** START **
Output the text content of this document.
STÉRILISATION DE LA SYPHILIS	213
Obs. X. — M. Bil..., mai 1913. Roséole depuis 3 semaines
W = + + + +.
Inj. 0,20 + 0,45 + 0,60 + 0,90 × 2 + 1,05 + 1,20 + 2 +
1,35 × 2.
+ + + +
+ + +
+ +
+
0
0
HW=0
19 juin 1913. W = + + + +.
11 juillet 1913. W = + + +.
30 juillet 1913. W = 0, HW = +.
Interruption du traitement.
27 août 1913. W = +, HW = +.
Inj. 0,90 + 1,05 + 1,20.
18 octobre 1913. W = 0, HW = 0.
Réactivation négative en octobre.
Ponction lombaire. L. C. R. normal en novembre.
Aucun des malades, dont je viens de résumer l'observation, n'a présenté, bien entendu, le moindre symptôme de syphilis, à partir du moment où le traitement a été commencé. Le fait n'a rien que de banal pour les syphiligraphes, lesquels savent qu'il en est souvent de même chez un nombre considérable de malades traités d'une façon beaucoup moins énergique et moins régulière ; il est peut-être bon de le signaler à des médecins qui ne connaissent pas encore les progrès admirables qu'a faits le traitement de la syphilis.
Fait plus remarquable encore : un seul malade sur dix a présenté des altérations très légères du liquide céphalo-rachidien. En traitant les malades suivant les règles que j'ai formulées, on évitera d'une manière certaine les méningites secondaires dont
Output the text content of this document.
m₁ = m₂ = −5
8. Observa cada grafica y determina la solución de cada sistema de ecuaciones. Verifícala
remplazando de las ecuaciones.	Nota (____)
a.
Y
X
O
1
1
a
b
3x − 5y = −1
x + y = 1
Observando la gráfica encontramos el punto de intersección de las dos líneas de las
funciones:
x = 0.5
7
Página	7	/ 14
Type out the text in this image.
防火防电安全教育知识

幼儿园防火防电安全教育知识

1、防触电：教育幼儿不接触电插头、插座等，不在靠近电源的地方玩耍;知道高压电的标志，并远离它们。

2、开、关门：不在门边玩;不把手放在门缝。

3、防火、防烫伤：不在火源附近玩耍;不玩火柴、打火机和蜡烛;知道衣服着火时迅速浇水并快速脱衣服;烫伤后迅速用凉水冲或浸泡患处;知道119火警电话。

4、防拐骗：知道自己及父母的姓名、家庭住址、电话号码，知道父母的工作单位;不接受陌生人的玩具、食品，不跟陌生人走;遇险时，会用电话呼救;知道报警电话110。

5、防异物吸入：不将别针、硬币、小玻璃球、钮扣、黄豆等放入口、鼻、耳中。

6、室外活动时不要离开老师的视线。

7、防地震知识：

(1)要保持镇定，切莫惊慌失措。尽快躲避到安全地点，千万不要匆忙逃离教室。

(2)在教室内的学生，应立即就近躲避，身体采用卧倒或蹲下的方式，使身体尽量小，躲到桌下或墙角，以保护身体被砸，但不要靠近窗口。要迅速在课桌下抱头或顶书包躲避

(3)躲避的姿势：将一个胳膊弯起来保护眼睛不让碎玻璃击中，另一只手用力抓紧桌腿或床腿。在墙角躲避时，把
** END **
Work required >> Copy out all lines where the word "juillet" appears.

Answer in full >>
11 juillet 1913. W = + + +.
30 juillet 1913. W = 0, HW = +.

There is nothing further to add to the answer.